■ Goal of the exercise:
Find the line that contains "Output a JSON". Then set down that line and all the lines after it, to the end of the records, exactly and with nothing added.
======== Material supplied
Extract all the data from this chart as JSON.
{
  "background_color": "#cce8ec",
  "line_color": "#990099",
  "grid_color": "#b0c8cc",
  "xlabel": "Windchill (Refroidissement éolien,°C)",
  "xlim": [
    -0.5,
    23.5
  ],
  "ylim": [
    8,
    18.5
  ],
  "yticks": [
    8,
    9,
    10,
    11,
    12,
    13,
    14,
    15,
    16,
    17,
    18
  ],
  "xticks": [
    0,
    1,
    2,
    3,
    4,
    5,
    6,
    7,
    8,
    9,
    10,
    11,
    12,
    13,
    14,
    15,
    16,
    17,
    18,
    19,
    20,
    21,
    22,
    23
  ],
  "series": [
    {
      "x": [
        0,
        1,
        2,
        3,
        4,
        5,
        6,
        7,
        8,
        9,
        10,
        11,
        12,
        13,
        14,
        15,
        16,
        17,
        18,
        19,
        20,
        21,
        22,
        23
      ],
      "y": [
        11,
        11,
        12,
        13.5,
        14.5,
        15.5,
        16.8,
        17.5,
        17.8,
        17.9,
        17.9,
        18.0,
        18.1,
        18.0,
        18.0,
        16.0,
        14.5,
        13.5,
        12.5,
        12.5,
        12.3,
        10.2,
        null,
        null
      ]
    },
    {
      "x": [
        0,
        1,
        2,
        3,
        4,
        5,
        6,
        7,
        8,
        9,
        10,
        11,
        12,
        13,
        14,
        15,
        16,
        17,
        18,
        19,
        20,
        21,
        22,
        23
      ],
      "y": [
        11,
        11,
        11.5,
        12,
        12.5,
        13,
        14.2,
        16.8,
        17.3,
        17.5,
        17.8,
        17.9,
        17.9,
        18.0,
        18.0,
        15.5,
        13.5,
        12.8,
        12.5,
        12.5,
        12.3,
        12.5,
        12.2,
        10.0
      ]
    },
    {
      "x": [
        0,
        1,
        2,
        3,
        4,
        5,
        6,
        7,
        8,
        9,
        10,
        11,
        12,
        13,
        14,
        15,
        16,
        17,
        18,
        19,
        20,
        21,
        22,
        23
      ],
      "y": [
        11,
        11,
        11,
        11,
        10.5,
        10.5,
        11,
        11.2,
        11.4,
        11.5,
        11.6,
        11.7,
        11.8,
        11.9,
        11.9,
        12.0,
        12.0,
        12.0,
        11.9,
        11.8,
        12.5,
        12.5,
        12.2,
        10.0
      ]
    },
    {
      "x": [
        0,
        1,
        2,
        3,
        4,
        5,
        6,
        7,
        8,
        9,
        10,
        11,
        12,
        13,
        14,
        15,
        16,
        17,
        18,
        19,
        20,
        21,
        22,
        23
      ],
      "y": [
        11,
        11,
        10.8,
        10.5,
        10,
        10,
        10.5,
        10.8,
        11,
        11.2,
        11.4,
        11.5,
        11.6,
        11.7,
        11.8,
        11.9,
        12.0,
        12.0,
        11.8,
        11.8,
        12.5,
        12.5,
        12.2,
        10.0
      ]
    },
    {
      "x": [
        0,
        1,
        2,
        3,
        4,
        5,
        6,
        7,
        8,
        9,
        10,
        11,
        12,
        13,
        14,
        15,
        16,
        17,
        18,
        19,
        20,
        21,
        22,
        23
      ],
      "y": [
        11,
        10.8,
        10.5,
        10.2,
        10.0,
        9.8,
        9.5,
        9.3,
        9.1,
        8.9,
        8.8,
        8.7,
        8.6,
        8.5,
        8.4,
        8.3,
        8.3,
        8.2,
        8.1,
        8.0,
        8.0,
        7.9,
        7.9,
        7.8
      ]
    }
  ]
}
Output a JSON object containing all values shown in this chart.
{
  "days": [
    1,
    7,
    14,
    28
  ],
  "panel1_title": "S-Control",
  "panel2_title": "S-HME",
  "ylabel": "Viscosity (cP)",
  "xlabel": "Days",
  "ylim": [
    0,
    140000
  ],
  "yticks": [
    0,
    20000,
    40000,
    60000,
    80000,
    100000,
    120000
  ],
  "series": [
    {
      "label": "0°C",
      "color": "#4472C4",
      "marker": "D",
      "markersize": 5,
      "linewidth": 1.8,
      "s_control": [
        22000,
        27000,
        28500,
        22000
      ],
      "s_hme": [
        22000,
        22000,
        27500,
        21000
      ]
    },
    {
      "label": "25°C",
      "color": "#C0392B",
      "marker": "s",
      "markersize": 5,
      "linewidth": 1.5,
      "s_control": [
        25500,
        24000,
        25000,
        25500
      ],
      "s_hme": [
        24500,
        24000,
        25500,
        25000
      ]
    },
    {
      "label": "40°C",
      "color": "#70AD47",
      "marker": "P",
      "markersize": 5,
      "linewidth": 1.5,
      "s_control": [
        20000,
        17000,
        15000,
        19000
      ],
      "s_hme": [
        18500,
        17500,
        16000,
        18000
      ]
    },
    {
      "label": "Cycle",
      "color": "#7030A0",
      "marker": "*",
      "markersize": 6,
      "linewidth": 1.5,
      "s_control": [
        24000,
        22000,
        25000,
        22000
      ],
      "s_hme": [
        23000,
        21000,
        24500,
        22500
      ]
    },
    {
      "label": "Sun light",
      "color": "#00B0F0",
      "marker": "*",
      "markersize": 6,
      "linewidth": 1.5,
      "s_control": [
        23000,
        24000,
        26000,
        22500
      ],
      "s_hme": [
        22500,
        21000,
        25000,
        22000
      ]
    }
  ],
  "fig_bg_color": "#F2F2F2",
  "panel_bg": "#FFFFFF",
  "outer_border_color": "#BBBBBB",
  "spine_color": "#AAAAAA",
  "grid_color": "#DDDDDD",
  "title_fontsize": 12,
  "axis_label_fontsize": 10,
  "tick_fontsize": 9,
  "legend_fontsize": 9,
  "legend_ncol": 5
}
================
■ Result below:
Output a JSON object containing all values shown in this chart.
{
  "days": [
    1,
    7,
    14,
    28
  ],
  "panel1_title": "S-Control",
  "panel2_title": "S-HME",
  "ylabel": "Viscosity (cP)",
  "xlabel": "Days",
  "ylim": [
    0,
    140000
  ],
  "yticks": [
    0,
    20000,
    40000,
    60000,
    80000,
    100000,
    120000
  ],
  "series": [
    {
      "label": "0°C",
      "color": "#4472C4",
      "marker": "D",
      "markersize": 5,
      "linewidth": 1.8,
      "s_control": [
        22000,
        27000,
        28500,
        22000
      ],
      "s_hme": [
        22000,
        22000,
        27500,
        21000
      ]
    },
    {
      "label": "25°C",
      "color": "#C0392B",
      "marker": "s",
      "markersize": 5,
      "linewidth": 1.5,
      "s_control": [
        25500,
        24000,
        25000,
        25500
      ],
      "s_hme": [
        24500,
        24000,
        25500,
        25000
      ]
    },
    {
      "label": "40°C",
      "color": "#70AD47",
      "marker": "P",
      "markersize": 5,
      "linewidth": 1.5,
      "s_control": [
        20000,
        17000,
        15000,
        19000
      ],
      "s_hme": [
        18500,
        17500,
        16000,
        18000
      ]
    },
    {
      "label": "Cycle",
      "color": "#7030A0",
      "marker": "*",
      "markersize": 6,
      "linewidth": 1.5,
      "s_control": [
        24000,
        22000,
        25000,
        22000
      ],
      "s_hme": [
        23000,
        21000,
        24500,
        22500
      ]
    },
    {
      "label": "Sun light",
      "color": "#00B0F0",
      "marker": "*",
      "markersize": 6,
      "linewidth": 1.5,
      "s_control": [
        23000,
        24000,
        26000,
        22500
      ],
      "s_hme": [
        22500,
        21000,
        25000,
        22000
      ]
    }
  ],
  "fig_bg_color": "#F2F2F2",
  "panel_bg": "#FFFFFF",
  "outer_border_color": "#BBBBBB",
  "spine_color": "#AAAAAA",
  "grid_color": "#DDDDDD",
  "title_fontsize": 12,
  "axis_label_fontsize": 10,
  "tick_fontsize": 9,
  "legend_fontsize": 9,
  "legend_ncol": 5
}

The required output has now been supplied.